= Stated exercise =
Say how many lines contain the word "NAME" and give no other text.

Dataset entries
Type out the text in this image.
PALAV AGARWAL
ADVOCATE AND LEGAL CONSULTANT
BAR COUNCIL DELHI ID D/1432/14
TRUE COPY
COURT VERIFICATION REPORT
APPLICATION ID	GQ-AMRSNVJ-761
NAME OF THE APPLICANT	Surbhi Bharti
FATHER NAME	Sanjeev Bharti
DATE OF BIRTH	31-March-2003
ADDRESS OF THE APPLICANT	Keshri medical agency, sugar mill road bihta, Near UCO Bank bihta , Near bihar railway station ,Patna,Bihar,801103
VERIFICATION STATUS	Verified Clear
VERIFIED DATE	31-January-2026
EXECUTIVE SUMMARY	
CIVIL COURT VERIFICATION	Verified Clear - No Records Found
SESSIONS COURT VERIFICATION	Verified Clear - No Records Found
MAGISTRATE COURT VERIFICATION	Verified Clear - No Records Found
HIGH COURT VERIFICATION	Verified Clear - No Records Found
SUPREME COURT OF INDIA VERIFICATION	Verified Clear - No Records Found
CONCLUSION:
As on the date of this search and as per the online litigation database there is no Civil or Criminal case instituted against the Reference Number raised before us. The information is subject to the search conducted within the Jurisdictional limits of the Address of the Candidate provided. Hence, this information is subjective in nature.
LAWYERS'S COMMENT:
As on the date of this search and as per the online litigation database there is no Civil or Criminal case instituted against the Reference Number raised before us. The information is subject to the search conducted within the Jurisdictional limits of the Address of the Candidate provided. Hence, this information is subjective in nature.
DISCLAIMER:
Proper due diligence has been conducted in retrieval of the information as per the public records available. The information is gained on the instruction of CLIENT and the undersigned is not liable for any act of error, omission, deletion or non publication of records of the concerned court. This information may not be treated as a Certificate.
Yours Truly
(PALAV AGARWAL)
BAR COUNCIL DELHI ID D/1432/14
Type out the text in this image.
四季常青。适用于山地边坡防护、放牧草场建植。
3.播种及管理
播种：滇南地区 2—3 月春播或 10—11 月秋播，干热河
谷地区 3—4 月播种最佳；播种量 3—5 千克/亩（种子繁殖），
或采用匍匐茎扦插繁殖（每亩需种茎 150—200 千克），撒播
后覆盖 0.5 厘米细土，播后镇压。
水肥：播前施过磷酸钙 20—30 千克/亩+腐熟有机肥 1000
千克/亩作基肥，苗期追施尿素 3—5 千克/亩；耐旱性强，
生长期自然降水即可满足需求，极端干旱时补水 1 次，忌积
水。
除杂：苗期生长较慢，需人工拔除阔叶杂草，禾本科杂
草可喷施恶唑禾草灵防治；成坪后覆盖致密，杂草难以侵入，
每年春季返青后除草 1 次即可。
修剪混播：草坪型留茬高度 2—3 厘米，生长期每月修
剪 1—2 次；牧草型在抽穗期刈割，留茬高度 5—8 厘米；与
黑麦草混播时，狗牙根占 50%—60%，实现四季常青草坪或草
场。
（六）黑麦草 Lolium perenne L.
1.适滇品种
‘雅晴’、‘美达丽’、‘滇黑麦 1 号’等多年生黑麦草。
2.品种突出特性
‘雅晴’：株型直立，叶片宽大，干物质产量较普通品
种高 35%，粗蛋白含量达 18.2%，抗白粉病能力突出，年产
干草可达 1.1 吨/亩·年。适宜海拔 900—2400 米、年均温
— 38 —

= Solution below =
2